(Stored data entries)
::::::::

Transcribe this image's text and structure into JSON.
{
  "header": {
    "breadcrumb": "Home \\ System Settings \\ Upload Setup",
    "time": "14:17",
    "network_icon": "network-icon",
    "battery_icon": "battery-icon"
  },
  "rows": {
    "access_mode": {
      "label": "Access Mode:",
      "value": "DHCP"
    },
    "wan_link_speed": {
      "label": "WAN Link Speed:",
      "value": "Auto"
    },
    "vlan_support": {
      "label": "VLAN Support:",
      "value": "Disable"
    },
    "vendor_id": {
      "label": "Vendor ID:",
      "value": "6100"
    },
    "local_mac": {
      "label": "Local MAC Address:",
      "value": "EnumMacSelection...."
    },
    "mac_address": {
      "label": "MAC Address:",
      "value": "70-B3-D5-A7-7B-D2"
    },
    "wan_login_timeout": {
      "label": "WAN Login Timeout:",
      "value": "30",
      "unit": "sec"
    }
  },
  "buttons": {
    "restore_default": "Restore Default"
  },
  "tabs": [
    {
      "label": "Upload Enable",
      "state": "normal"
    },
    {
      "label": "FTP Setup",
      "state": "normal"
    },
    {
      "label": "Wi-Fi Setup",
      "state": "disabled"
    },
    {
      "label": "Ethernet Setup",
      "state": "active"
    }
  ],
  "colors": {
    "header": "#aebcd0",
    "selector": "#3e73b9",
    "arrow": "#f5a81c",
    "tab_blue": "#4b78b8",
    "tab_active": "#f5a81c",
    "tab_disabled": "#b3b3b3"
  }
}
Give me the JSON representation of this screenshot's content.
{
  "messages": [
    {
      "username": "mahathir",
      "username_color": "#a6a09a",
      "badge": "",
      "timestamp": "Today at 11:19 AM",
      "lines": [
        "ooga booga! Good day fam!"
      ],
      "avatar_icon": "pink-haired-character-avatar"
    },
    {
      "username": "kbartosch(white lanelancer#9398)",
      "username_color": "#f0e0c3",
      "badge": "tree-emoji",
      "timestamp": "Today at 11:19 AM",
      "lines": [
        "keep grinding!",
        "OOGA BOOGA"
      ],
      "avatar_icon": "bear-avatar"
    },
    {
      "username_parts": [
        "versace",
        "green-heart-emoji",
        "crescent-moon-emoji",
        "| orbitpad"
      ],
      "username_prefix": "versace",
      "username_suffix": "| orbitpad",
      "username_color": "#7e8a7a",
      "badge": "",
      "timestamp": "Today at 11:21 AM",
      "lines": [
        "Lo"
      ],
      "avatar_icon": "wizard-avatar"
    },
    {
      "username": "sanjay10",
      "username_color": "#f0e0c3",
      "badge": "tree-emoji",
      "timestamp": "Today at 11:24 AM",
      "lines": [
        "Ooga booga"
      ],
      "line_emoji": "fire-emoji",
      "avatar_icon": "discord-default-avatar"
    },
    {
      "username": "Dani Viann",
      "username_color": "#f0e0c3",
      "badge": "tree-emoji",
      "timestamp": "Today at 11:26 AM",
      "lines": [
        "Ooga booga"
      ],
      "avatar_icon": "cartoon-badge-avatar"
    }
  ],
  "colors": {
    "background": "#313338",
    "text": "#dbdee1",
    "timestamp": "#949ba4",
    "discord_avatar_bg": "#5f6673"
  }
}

::::::::

Go through the listing and print each line exactly as it appears.

Final result:
Transcribe this image's text and structure into JSON.
{
  "header": {
    "breadcrumb": "Home \\ System Settings \\ Upload Setup",
    "time": "14:17",
    "network_icon": "network-icon",
    "battery_icon": "battery-icon"
  },
  "rows": {
    "access_mode": {
      "label": "Access Mode:",
      "value": "DHCP"
    },
    "wan_link_speed": {
      "label": "WAN Link Speed:",
      "value": "Auto"
    },
    "vlan_support": {
      "label": "VLAN Support:",
      "value": "Disable"
    },
    "vendor_id": {
      "label": "Vendor ID:",
      "value": "6100"
    },
    "local_mac": {
      "label": "Local MAC Address:",
      "value": "EnumMacSelection...."
    },
    "mac_address": {
      "label": "MAC Address:",
      "value": "70-B3-D5-A7-7B-D2"
    },
    "wan_login_timeout": {
      "label": "WAN Login Timeout:",
      "value": "30",
      "unit": "sec"
    }
  },
  "buttons": {
    "restore_default": "Restore Default"
  },
  "tabs": [
    {
      "label": "Upload Enable",
      "state": "normal"
    },
    {
      "label": "FTP Setup",
      "state": "normal"
    },
    {
      "label": "Wi-Fi Setup",
      "state": "disabled"
    },
    {
      "label": "Ethernet Setup",
      "state": "active"
    }
  ],
  "colors": {
    "header": "#aebcd0",
    "selector": "#3e73b9",
    "arrow": "#f5a81c",
    "tab_blue": "#4b78b8",
    "tab_active": "#f5a81c",
    "tab_disabled": "#b3b3b3"
  }
}
Give me the JSON representation of this screenshot's content.
{
  "messages": [
    {
      "username": "mahathir",
      "username_color": "#a6a09a",
      "badge": "",
      "timestamp": "Today at 11:19 AM",
      "lines": [
        "ooga booga! Good day fam!"
      ],
      "avatar_icon": "pink-haired-character-avatar"
    },
    {
      "username": "kbartosch(white lanelancer#9398)",
      "username_color": "#f0e0c3",
      "badge": "tree-emoji",
      "timestamp": "Today at 11:19 AM",
      "lines": [
        "keep grinding!",
        "OOGA BOOGA"
      ],
      "avatar_icon": "bear-avatar"
    },
    {
      "username_parts": [
        "versace",
        "green-heart-emoji",
        "crescent-moon-emoji",
        "| orbitpad"
      ],
      "username_prefix": "versace",
      "username_suffix": "| orbitpad",
      "username_color": "#7e8a7a",
      "badge": "",
      "timestamp": "Today at 11:21 AM",
      "lines": [
        "Lo"
      ],
      "avatar_icon": "wizard-avatar"
    },
    {
      "username": "sanjay10",
      "username_color": "#f0e0c3",
      "badge": "tree-emoji",
      "timestamp": "Today at 11:24 AM",
      "lines": [
        "Ooga booga"
      ],
      "line_emoji": "fire-emoji",
      "avatar_icon": "discord-default-avatar"
    },
    {
      "username": "Dani Viann",
      "username_color": "#f0e0c3",
      "badge": "tree-emoji",
      "timestamp": "Today at 11:26 AM",
      "lines": [
        "Ooga booga"
      ],
      "avatar_icon": "cartoon-badge-avatar"
    }
  ],
  "colors": {
    "background": "#313338",
    "text": "#dbdee1",
    "timestamp": "#949ba4",
    "discord_avatar_bg": "#5f6673"
  }
}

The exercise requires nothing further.